Data extract =>
+ + + + + + +

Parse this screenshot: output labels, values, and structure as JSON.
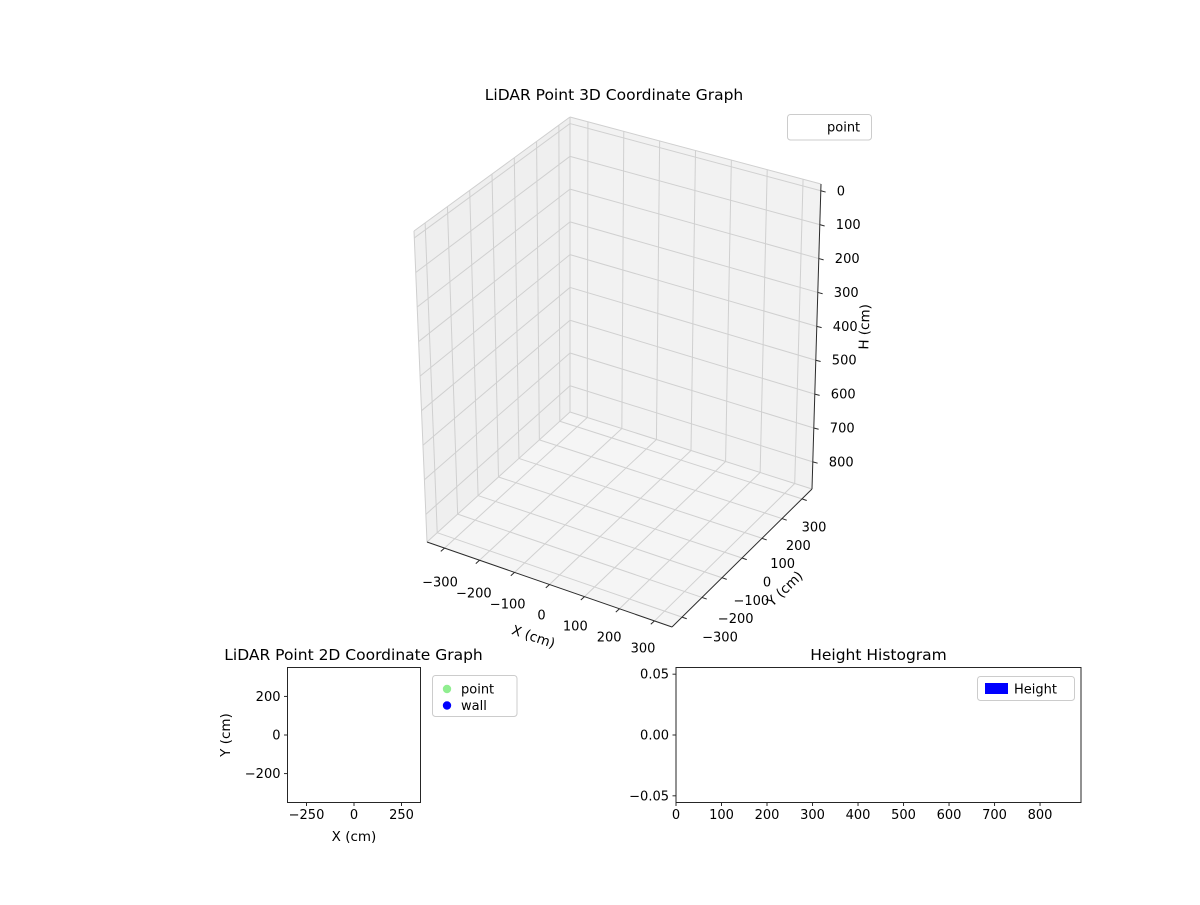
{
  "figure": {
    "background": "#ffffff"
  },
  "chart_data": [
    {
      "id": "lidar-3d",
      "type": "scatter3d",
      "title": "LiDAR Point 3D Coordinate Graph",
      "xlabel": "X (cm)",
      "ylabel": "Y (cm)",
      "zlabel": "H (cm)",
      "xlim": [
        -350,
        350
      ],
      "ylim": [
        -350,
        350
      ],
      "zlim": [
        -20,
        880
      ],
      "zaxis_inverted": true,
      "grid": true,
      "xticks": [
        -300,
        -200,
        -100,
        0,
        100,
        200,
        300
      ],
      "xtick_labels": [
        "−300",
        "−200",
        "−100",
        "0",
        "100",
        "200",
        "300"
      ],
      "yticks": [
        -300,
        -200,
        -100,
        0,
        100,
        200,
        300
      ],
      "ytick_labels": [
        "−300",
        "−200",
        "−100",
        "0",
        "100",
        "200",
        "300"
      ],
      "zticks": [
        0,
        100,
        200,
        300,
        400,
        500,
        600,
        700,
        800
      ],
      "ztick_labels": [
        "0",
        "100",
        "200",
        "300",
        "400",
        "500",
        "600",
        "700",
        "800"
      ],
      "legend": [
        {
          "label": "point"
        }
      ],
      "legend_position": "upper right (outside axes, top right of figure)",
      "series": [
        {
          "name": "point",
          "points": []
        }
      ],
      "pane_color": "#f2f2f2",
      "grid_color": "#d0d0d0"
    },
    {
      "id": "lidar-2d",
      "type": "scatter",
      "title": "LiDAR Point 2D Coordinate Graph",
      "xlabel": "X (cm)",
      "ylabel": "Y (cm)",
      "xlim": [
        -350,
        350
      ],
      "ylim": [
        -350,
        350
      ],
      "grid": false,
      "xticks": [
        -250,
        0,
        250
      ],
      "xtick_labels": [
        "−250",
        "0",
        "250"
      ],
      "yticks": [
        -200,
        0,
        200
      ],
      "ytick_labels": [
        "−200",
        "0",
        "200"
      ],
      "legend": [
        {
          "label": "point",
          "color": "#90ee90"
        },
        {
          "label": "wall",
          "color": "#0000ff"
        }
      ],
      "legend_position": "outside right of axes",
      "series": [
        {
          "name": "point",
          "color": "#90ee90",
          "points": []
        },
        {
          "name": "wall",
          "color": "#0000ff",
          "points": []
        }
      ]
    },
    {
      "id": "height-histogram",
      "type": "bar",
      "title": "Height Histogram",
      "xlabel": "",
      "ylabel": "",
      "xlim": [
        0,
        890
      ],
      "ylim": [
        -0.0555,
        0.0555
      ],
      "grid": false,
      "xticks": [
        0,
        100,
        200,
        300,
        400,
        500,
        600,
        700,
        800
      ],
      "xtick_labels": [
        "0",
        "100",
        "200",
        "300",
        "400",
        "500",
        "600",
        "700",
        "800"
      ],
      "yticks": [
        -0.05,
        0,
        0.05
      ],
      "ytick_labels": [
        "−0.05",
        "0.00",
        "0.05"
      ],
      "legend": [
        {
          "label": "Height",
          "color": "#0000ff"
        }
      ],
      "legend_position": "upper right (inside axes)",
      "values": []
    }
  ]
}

+ + + + + + +

Reproduce each record from above exactly; pictures do not belong in the copy.

Result of this task =>
Parse this screenshot: output labels, values, and structure as JSON.
{
  "figure": {
    "background": "#ffffff"
  },
  "chart_data": [
    {
      "id": "lidar-3d",
      "type": "scatter3d",
      "title": "LiDAR Point 3D Coordinate Graph",
      "xlabel": "X (cm)",
      "ylabel": "Y (cm)",
      "zlabel": "H (cm)",
      "xlim": [
        -350,
        350
      ],
      "ylim": [
        -350,
        350
      ],
      "zlim": [
        -20,
        880
      ],
      "zaxis_inverted": true,
      "grid": true,
      "xticks": [
        -300,
        -200,
        -100,
        0,
        100,
        200,
        300
      ],
      "xtick_labels": [
        "−300",
        "−200",
        "−100",
        "0",
        "100",
        "200",
        "300"
      ],
      "yticks": [
        -300,
        -200,
        -100,
        0,
        100,
        200,
        300
      ],
      "ytick_labels": [
        "−300",
        "−200",
        "−100",
        "0",
        "100",
        "200",
        "300"
      ],
      "zticks": [
        0,
        100,
        200,
        300,
        400,
        500,
        600,
        700,
        800
      ],
      "ztick_labels": [
        "0",
        "100",
        "200",
        "300",
        "400",
        "500",
        "600",
        "700",
        "800"
      ],
      "legend": [
        {
          "label": "point"
        }
      ],
      "legend_position": "upper right (outside axes, top right of figure)",
      "series": [
        {
          "name": "point",
          "points": []
        }
      ],
      "pane_color": "#f2f2f2",
      "grid_color": "#d0d0d0"
    },
    {
      "id": "lidar-2d",
      "type": "scatter",
      "title": "LiDAR Point 2D Coordinate Graph",
      "xlabel": "X (cm)",
      "ylabel": "Y (cm)",
      "xlim": [
        -350,
        350
      ],
      "ylim": [
        -350,
        350
      ],
      "grid": false,
      "xticks": [
        -250,
        0,
        250
      ],
      "xtick_labels": [
        "−250",
        "0",
        "250"
      ],
      "yticks": [
        -200,
        0,
        200
      ],
      "ytick_labels": [
        "−200",
        "0",
        "200"
      ],
      "legend": [
        {
          "label": "point",
          "color": "#90ee90"
        },
        {
          "label": "wall",
          "color": "#0000ff"
        }
      ],
      "legend_position": "outside right of axes",
      "series": [
        {
          "name": "point",
          "color": "#90ee90",
          "points": []
        },
        {
          "name": "wall",
          "color": "#0000ff",
          "points": []
        }
      ]
    },
    {
      "id": "height-histogram",
      "type": "bar",
      "title": "Height Histogram",
      "xlabel": "",
      "ylabel": "",
      "xlim": [
        0,
        890
      ],
      "ylim": [
        -0.0555,
        0.0555
      ],
      "grid": false,
      "xticks": [
        0,
        100,
        200,
        300,
        400,
        500,
        600,
        700,
        800
      ],
      "xtick_labels": [
        "0",
        "100",
        "200",
        "300",
        "400",
        "500",
        "600",
        "700",
        "800"
      ],
      "yticks": [
        -0.05,
        0,
        0.05
      ],
      "ytick_labels": [
        "−0.05",
        "0.00",
        "0.05"
      ],
      "legend": [
        {
          "label": "Height",
          "color": "#0000ff"
        }
      ],
      "legend_position": "upper right (inside axes)",
      "values": []
    }
  ]
}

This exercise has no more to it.